# PROVIDED MATERIAL
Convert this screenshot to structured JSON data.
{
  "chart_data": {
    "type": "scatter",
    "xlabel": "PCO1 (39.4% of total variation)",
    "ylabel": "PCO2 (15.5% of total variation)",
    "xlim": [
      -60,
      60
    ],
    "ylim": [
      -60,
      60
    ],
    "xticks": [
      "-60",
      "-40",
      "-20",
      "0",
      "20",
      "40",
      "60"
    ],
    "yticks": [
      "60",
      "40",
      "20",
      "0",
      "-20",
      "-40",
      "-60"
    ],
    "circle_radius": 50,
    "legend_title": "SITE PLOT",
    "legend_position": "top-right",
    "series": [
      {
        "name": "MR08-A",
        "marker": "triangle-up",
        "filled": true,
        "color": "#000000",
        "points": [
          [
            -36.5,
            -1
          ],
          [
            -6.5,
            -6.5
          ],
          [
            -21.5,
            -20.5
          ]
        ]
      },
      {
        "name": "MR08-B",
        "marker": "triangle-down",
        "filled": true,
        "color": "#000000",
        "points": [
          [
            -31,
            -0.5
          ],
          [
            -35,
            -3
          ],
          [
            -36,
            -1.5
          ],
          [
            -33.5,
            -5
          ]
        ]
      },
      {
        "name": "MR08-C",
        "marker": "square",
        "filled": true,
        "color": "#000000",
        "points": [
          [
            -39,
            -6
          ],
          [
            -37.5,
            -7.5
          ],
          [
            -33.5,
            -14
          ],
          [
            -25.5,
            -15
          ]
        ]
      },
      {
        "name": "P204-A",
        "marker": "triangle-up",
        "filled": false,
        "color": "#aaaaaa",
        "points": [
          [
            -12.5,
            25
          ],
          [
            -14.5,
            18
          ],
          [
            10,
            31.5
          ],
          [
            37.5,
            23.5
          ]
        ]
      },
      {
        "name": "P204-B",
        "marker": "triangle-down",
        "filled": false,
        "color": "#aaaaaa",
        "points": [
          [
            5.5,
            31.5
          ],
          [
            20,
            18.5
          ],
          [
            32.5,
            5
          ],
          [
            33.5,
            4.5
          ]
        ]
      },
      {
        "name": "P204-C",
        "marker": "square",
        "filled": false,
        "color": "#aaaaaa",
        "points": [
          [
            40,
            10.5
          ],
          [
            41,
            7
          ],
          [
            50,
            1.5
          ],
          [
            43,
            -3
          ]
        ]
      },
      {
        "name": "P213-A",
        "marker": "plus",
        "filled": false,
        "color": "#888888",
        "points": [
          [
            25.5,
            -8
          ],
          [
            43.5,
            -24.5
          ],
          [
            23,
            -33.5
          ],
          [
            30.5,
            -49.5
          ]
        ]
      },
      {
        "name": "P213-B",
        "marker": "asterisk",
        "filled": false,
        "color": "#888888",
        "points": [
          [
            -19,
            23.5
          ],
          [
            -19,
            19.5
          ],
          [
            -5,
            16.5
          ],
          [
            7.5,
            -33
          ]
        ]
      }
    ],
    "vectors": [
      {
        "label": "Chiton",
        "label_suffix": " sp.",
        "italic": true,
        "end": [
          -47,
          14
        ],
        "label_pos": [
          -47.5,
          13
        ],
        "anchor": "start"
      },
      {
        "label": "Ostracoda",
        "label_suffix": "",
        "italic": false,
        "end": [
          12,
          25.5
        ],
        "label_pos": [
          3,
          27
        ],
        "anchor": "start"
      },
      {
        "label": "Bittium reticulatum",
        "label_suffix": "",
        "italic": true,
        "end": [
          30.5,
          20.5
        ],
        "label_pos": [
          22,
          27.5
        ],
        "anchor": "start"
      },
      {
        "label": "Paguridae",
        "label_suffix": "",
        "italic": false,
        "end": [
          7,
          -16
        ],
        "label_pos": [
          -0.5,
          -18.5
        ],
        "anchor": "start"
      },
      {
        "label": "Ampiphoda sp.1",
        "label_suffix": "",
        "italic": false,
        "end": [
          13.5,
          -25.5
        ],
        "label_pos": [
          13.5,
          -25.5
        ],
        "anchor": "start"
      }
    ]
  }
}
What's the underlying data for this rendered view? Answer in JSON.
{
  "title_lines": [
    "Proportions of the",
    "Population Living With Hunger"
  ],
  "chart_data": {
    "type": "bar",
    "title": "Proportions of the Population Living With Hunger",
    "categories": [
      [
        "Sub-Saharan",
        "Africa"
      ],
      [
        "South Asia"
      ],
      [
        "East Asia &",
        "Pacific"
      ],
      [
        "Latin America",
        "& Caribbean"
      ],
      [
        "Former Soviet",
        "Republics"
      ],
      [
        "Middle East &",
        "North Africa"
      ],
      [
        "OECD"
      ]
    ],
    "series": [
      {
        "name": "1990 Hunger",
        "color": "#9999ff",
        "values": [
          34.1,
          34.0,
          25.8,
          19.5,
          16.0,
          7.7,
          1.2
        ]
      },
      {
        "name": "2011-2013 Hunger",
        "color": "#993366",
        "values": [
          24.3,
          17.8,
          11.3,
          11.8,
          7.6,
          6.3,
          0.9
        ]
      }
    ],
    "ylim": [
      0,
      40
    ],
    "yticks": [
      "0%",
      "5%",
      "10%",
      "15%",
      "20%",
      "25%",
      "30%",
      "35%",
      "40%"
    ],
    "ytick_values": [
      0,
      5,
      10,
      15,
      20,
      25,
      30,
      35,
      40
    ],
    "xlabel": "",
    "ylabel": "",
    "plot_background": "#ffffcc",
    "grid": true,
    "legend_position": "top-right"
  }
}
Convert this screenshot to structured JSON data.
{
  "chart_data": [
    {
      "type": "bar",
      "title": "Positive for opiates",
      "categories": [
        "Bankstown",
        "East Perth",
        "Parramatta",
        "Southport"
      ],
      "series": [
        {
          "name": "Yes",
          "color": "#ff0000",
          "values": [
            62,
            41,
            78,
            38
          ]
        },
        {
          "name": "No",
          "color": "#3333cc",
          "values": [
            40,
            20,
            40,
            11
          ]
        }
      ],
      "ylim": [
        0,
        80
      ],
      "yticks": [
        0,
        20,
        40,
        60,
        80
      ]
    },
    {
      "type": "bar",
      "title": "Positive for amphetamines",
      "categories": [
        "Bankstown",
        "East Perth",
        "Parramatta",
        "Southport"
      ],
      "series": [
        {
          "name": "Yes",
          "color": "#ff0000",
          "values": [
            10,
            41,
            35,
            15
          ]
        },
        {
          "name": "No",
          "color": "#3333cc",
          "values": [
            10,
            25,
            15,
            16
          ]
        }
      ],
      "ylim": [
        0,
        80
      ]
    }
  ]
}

# WHAT IS NEEDED
Working from the material above, retype it in its entirety without change.

# WRITTEN REPLY
Convert this screenshot to structured JSON data.
{
  "chart_data": {
    "type": "scatter",
    "xlabel": "PCO1 (39.4% of total variation)",
    "ylabel": "PCO2 (15.5% of total variation)",
    "xlim": [
      -60,
      60
    ],
    "ylim": [
      -60,
      60
    ],
    "xticks": [
      "-60",
      "-40",
      "-20",
      "0",
      "20",
      "40",
      "60"
    ],
    "yticks": [
      "60",
      "40",
      "20",
      "0",
      "-20",
      "-40",
      "-60"
    ],
    "circle_radius": 50,
    "legend_title": "SITE PLOT",
    "legend_position": "top-right",
    "series": [
      {
        "name": "MR08-A",
        "marker": "triangle-up",
        "filled": true,
        "color": "#000000",
        "points": [
          [
            -36.5,
            -1
          ],
          [
            -6.5,
            -6.5
          ],
          [
            -21.5,
            -20.5
          ]
        ]
      },
      {
        "name": "MR08-B",
        "marker": "triangle-down",
        "filled": true,
        "color": "#000000",
        "points": [
          [
            -31,
            -0.5
          ],
          [
            -35,
            -3
          ],
          [
            -36,
            -1.5
          ],
          [
            -33.5,
            -5
          ]
        ]
      },
      {
        "name": "MR08-C",
        "marker": "square",
        "filled": true,
        "color": "#000000",
        "points": [
          [
            -39,
            -6
          ],
          [
            -37.5,
            -7.5
          ],
          [
            -33.5,
            -14
          ],
          [
            -25.5,
            -15
          ]
        ]
      },
      {
        "name": "P204-A",
        "marker": "triangle-up",
        "filled": false,
        "color": "#aaaaaa",
        "points": [
          [
            -12.5,
            25
          ],
          [
            -14.5,
            18
          ],
          [
            10,
            31.5
          ],
          [
            37.5,
            23.5
          ]
        ]
      },
      {
        "name": "P204-B",
        "marker": "triangle-down",
        "filled": false,
        "color": "#aaaaaa",
        "points": [
          [
            5.5,
            31.5
          ],
          [
            20,
            18.5
          ],
          [
            32.5,
            5
          ],
          [
            33.5,
            4.5
          ]
        ]
      },
      {
        "name": "P204-C",
        "marker": "square",
        "filled": false,
        "color": "#aaaaaa",
        "points": [
          [
            40,
            10.5
          ],
          [
            41,
            7
          ],
          [
            50,
            1.5
          ],
          [
            43,
            -3
          ]
        ]
      },
      {
        "name": "P213-A",
        "marker": "plus",
        "filled": false,
        "color": "#888888",
        "points": [
          [
            25.5,
            -8
          ],
          [
            43.5,
            -24.5
          ],
          [
            23,
            -33.5
          ],
          [
            30.5,
            -49.5
          ]
        ]
      },
      {
        "name": "P213-B",
        "marker": "asterisk",
        "filled": false,
        "color": "#888888",
        "points": [
          [
            -19,
            23.5
          ],
          [
            -19,
            19.5
          ],
          [
            -5,
            16.5
          ],
          [
            7.5,
            -33
          ]
        ]
      }
    ],
    "vectors": [
      {
        "label": "Chiton",
        "label_suffix": " sp.",
        "italic": true,
        "end": [
          -47,
          14
        ],
        "label_pos": [
          -47.5,
          13
        ],
        "anchor": "start"
      },
      {
        "label": "Ostracoda",
        "label_suffix": "",
        "italic": false,
        "end": [
          12,
          25.5
        ],
        "label_pos": [
          3,
          27
        ],
        "anchor": "start"
      },
      {
        "label": "Bittium reticulatum",
        "label_suffix": "",
        "italic": true,
        "end": [
          30.5,
          20.5
        ],
        "label_pos": [
          22,
          27.5
        ],
        "anchor": "start"
      },
      {
        "label": "Paguridae",
        "label_suffix": "",
        "italic": false,
        "end": [
          7,
          -16
        ],
        "label_pos": [
          -0.5,
          -18.5
        ],
        "anchor": "start"
      },
      {
        "label": "Ampiphoda sp.1",
        "label_suffix": "",
        "italic": false,
        "end": [
          13.5,
          -25.5
        ],
        "label_pos": [
          13.5,
          -25.5
        ],
        "anchor": "start"
      }
    ]
  }
}
What's the underlying data for this rendered view? Answer in JSON.
{
  "title_lines": [
    "Proportions of the",
    "Population Living With Hunger"
  ],
  "chart_data": {
    "type": "bar",
    "title": "Proportions of the Population Living With Hunger",
    "categories": [
      [
        "Sub-Saharan",
        "Africa"
      ],
      [
        "South Asia"
      ],
      [
        "East Asia &",
        "Pacific"
      ],
      [
        "Latin America",
        "& Caribbean"
      ],
      [
        "Former Soviet",
        "Republics"
      ],
      [
        "Middle East &",
        "North Africa"
      ],
      [
        "OECD"
      ]
    ],
    "series": [
      {
        "name": "1990 Hunger",
        "color": "#9999ff",
        "values": [
          34.1,
          34.0,
          25.8,
          19.5,
          16.0,
          7.7,
          1.2
        ]
      },
      {
        "name": "2011-2013 Hunger",
        "color": "#993366",
        "values": [
          24.3,
          17.8,
          11.3,
          11.8,
          7.6,
          6.3,
          0.9
        ]
      }
    ],
    "ylim": [
      0,
      40
    ],
    "yticks": [
      "0%",
      "5%",
      "10%",
      "15%",
      "20%",
      "25%",
      "30%",
      "35%",
      "40%"
    ],
    "ytick_values": [
      0,
      5,
      10,
      15,
      20,
      25,
      30,
      35,
      40
    ],
    "xlabel": "",
    "ylabel": "",
    "plot_background": "#ffffcc",
    "grid": true,
    "legend_position": "top-right"
  }
}
Convert this screenshot to structured JSON data.
{
  "chart_data": [
    {
      "type": "bar",
      "title": "Positive for opiates",
      "categories": [
        "Bankstown",
        "East Perth",
        "Parramatta",
        "Southport"
      ],
      "series": [
        {
          "name": "Yes",
          "color": "#ff0000",
          "values": [
            62,
            41,
            78,
            38
          ]
        },
        {
          "name": "No",
          "color": "#3333cc",
          "values": [
            40,
            20,
            40,
            11
          ]
        }
      ],
      "ylim": [
        0,
        80
      ],
      "yticks": [
        0,
        20,
        40,
        60,
        80
      ]
    },
    {
      "type": "bar",
      "title": "Positive for amphetamines",
      "categories": [
        "Bankstown",
        "East Perth",
        "Parramatta",
        "Southport"
      ],
      "series": [
        {
          "name": "Yes",
          "color": "#ff0000",
          "values": [
            10,
            41,
            35,
            15
          ]
        },
        {
          "name": "No",
          "color": "#3333cc",
          "values": [
            10,
            25,
            15,
            16
          ]
        }
      ],
      "ylim": [
        0,
        80
      ]
    }
  ]
}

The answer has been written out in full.